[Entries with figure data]
+-------+
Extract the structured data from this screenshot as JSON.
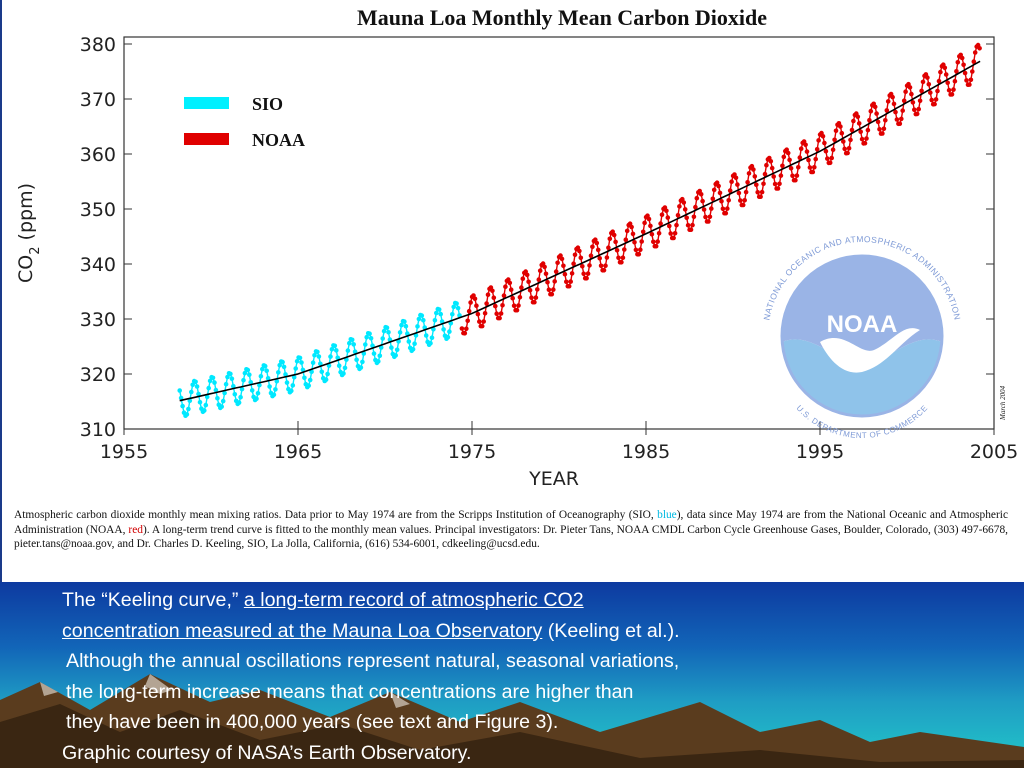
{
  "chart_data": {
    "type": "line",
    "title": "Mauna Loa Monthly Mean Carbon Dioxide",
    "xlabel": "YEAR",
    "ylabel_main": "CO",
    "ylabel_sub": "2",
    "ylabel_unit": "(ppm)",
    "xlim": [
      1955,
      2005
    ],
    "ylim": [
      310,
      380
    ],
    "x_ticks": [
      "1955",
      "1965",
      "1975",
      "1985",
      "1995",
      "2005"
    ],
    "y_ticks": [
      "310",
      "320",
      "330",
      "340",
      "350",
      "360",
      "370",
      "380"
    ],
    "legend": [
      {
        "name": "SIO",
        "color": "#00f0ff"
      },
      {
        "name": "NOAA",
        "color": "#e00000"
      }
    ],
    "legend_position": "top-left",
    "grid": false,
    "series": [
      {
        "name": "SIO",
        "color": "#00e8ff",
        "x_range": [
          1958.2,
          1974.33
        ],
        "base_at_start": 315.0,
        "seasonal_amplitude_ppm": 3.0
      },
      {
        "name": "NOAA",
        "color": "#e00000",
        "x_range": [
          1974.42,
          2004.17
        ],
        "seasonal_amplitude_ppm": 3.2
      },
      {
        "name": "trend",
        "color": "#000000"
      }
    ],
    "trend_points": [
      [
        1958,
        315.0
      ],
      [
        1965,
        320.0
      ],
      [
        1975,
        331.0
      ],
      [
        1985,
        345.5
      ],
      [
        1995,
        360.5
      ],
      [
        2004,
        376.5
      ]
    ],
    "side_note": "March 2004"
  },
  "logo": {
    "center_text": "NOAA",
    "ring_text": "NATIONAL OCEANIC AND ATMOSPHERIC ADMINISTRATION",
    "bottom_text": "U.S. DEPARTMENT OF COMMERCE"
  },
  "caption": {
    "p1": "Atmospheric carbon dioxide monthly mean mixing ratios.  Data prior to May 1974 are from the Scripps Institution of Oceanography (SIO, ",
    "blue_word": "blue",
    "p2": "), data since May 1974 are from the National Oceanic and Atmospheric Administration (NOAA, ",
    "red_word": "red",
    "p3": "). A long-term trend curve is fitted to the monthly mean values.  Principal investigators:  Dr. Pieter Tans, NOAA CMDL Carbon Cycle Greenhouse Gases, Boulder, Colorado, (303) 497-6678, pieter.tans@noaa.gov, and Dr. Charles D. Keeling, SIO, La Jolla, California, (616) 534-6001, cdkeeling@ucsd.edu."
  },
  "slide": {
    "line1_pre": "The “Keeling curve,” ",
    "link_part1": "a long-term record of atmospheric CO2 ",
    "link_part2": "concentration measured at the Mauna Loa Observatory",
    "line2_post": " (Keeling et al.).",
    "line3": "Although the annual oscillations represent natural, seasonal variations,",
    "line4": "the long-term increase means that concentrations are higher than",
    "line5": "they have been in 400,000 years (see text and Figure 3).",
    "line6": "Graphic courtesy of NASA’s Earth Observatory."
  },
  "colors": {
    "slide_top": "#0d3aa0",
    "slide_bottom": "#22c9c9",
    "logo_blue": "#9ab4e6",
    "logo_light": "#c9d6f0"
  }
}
+-------+
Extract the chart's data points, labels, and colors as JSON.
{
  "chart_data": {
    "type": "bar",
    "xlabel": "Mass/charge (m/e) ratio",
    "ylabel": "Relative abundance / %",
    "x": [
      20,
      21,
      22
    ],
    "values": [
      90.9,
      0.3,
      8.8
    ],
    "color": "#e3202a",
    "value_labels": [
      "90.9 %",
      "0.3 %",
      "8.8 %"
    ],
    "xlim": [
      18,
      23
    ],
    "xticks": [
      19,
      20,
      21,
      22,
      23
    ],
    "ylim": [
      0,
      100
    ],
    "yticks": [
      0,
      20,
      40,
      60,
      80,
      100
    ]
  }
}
+-------+
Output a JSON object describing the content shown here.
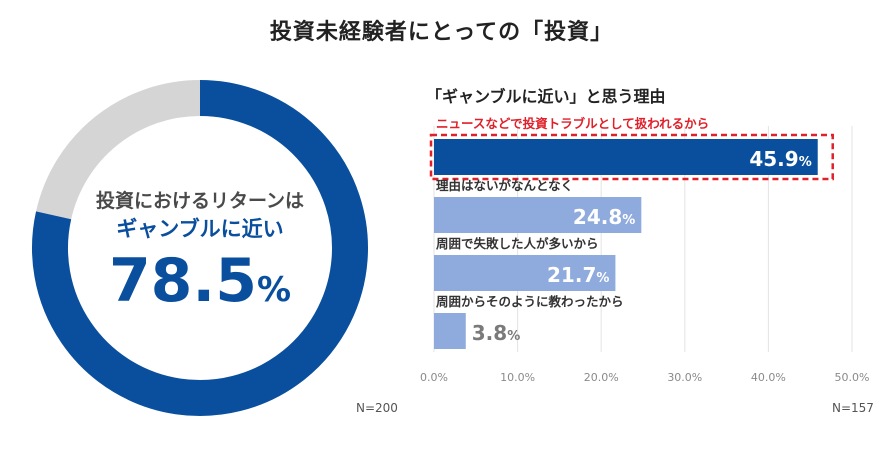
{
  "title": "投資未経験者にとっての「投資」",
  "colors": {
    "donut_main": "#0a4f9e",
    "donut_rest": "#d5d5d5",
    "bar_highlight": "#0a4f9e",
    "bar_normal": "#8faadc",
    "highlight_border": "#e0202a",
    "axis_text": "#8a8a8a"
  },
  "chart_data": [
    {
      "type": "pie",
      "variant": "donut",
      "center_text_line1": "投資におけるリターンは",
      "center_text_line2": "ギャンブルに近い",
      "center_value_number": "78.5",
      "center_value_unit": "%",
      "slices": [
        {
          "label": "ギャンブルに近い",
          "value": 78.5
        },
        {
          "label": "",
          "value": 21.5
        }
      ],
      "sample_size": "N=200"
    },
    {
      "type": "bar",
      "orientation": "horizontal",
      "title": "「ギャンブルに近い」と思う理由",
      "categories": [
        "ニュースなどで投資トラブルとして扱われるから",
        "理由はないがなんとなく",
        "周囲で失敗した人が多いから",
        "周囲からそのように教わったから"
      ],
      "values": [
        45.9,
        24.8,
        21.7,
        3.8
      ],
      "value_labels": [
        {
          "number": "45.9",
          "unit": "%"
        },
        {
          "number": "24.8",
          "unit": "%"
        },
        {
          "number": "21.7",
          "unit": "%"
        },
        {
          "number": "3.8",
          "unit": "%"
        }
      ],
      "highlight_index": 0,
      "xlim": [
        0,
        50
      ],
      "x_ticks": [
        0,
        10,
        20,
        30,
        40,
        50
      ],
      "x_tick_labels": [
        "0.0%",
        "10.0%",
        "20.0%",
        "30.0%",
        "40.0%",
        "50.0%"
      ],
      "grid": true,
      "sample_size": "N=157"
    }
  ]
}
+-------+
- **Your task**: Search the listing for the string "title". Copy each line where it turns up.

- **Written response**:
    "title": "Mauna Loa Monthly Mean Carbon Dioxide",
  "title": "投資未経験者にとっての「投資」",
      "title": "「ギャンブルに近い」と思う理由",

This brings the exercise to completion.